WHAT THIS TASK INVOLVES: Search the records for the word "color" and report each line that has it.

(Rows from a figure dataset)
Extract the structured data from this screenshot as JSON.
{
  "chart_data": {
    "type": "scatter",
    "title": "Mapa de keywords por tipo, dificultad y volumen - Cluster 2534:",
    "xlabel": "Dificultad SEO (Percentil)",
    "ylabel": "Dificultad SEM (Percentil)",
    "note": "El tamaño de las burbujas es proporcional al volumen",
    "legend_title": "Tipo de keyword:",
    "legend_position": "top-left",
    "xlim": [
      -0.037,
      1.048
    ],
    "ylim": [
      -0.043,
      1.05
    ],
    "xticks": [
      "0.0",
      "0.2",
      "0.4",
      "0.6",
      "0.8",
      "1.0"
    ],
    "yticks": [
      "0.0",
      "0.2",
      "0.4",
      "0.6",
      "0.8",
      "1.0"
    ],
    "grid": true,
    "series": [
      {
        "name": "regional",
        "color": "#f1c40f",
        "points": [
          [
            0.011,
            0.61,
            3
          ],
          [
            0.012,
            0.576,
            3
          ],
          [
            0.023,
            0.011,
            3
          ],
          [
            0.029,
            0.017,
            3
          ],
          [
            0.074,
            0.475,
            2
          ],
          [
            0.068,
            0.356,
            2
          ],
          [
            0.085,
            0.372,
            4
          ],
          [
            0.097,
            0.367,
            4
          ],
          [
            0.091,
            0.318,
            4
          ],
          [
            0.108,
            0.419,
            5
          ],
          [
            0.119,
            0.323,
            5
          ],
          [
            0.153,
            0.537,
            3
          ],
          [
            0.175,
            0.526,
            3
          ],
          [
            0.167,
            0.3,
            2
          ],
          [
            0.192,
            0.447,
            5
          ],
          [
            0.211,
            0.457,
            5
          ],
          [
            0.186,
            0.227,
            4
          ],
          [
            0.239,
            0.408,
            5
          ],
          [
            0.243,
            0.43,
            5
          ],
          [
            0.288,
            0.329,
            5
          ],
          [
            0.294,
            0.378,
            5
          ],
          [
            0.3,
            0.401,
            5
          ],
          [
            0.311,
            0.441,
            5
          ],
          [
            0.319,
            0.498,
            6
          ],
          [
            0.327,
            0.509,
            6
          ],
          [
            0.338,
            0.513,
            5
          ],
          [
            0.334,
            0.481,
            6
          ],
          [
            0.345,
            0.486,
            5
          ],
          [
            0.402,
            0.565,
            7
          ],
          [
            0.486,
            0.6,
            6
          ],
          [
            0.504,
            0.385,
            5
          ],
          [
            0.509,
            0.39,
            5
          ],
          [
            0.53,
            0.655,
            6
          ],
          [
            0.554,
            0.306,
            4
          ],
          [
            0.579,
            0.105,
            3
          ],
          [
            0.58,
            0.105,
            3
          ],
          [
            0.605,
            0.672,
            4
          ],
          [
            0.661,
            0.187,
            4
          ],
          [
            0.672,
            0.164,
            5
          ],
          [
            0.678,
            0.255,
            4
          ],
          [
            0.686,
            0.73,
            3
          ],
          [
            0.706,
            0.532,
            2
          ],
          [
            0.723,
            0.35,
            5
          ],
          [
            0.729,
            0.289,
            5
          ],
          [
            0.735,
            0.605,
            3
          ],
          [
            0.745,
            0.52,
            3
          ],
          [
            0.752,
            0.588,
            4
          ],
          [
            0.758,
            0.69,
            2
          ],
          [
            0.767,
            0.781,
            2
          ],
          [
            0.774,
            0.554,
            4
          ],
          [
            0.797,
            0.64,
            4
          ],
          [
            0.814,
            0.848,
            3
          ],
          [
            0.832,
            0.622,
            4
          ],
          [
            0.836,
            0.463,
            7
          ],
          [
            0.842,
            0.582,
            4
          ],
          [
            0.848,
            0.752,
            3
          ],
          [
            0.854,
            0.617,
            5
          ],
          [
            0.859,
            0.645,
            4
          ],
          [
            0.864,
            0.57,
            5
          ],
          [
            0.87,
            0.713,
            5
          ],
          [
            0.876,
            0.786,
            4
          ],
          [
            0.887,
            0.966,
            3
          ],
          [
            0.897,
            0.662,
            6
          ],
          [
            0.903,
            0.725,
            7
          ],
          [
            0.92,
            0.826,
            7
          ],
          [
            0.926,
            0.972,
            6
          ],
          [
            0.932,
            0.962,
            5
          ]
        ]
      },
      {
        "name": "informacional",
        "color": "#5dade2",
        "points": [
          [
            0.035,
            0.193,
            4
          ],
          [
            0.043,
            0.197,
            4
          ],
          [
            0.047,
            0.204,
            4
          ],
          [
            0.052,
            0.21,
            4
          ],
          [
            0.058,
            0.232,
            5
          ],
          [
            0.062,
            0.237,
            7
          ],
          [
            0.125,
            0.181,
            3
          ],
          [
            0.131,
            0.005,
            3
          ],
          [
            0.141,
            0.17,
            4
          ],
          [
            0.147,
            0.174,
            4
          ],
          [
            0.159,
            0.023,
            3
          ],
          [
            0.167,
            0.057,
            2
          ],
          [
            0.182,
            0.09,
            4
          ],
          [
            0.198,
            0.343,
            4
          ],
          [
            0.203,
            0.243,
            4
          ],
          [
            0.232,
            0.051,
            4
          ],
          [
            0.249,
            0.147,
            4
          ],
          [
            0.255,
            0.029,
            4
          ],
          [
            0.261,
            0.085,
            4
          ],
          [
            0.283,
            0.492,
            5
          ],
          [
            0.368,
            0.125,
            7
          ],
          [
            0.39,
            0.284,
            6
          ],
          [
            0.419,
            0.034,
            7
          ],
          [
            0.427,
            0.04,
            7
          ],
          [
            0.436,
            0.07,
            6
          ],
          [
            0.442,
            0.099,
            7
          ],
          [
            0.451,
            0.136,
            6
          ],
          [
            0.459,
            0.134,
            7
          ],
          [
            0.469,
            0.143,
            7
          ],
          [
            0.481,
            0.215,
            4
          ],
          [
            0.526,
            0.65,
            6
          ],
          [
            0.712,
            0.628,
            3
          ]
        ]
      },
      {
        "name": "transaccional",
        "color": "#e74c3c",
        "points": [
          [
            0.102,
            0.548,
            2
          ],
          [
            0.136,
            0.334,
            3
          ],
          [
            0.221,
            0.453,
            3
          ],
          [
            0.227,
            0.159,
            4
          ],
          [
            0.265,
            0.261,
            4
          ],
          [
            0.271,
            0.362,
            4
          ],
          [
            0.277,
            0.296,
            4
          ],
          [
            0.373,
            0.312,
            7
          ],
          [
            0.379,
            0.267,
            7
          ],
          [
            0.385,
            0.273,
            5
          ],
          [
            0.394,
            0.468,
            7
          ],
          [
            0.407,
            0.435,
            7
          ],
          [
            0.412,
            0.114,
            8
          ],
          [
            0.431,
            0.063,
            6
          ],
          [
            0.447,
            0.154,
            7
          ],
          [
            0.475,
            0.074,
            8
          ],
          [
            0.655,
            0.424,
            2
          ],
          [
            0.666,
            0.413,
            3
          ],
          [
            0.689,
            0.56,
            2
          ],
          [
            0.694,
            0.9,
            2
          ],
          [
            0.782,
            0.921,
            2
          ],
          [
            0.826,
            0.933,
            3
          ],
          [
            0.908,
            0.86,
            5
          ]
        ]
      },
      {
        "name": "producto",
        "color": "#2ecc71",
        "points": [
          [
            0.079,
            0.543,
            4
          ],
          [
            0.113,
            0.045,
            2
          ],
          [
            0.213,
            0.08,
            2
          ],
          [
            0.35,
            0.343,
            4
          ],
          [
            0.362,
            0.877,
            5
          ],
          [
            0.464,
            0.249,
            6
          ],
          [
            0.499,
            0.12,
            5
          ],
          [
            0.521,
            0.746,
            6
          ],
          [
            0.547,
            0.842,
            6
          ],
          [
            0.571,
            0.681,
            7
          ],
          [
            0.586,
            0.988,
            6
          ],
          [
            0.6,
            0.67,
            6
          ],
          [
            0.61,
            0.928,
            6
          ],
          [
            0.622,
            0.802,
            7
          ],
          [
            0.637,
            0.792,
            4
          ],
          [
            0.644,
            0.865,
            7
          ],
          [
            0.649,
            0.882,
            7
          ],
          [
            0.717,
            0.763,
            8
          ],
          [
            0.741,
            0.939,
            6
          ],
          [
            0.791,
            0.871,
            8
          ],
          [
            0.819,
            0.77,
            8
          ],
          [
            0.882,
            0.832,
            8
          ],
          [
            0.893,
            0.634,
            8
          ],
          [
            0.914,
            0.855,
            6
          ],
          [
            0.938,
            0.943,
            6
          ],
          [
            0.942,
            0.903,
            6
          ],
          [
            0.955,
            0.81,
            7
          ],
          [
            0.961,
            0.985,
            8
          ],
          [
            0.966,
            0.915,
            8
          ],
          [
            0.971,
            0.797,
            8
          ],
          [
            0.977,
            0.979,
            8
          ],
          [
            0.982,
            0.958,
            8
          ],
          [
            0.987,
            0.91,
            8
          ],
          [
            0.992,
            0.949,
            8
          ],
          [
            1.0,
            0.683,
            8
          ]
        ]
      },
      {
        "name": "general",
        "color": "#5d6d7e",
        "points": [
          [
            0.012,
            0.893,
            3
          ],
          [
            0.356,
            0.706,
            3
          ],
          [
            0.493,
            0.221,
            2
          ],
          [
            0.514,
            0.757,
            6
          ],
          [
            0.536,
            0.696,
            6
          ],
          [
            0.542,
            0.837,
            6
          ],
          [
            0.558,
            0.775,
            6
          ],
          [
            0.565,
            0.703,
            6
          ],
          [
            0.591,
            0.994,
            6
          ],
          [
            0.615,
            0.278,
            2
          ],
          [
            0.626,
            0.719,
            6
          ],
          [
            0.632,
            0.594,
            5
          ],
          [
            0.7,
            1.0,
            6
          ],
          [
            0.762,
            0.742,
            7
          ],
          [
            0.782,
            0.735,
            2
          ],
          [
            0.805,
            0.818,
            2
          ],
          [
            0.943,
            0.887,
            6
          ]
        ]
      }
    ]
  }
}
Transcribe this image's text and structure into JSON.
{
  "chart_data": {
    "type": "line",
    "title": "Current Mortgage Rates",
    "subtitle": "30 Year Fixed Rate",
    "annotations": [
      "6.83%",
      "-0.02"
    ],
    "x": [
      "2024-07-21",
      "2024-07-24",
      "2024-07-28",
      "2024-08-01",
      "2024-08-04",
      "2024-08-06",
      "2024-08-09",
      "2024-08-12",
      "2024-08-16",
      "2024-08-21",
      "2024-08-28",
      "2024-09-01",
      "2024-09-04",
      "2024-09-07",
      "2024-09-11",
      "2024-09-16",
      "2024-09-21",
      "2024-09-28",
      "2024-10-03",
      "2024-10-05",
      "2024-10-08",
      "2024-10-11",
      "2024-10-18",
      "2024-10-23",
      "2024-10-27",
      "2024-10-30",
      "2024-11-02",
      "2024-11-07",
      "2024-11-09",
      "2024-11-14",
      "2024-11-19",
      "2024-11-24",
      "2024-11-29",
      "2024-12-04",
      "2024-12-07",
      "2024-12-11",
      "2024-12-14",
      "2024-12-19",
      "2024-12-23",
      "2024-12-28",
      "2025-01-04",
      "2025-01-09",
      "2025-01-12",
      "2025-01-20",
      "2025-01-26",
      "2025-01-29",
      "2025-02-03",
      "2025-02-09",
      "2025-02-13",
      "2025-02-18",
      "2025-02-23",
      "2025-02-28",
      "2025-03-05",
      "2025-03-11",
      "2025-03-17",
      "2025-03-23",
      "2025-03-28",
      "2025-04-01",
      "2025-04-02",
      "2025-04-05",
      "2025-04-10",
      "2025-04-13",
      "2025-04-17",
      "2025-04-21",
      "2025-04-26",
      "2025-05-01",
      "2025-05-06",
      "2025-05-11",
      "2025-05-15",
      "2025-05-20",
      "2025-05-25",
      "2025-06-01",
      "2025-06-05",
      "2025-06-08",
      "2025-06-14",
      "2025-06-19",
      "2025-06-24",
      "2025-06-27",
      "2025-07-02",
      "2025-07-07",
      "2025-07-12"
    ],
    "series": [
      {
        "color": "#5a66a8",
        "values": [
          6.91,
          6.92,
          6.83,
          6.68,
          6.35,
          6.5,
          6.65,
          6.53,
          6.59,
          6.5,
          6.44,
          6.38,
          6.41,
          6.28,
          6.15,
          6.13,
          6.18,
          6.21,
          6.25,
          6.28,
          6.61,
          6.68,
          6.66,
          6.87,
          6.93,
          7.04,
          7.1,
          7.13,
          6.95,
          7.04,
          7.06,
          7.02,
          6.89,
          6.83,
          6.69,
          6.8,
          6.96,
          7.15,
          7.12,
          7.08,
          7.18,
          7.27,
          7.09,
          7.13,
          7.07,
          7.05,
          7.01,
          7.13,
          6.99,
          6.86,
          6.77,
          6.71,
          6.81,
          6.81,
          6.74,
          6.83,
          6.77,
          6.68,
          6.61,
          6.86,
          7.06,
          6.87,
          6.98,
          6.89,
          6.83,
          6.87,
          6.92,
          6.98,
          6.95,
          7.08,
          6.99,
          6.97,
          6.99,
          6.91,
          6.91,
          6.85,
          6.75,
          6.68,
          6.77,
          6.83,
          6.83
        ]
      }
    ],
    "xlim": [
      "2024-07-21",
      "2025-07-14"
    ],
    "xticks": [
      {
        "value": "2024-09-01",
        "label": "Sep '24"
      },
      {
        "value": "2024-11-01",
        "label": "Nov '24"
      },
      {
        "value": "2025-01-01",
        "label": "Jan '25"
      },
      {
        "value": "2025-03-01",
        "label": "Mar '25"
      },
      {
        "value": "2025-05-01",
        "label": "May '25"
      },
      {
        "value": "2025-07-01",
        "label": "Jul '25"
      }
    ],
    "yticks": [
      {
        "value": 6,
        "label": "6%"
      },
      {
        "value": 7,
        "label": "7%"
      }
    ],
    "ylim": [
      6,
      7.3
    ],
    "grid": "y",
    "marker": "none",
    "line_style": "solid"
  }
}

ANSWER TO THE PROBLEM:
        "color": "#f1c40f",
        "color": "#5dade2",
        "color": "#e74c3c",
        "color": "#2ecc71",
        "color": "#5d6d7e",
        "color": "#5a66a8",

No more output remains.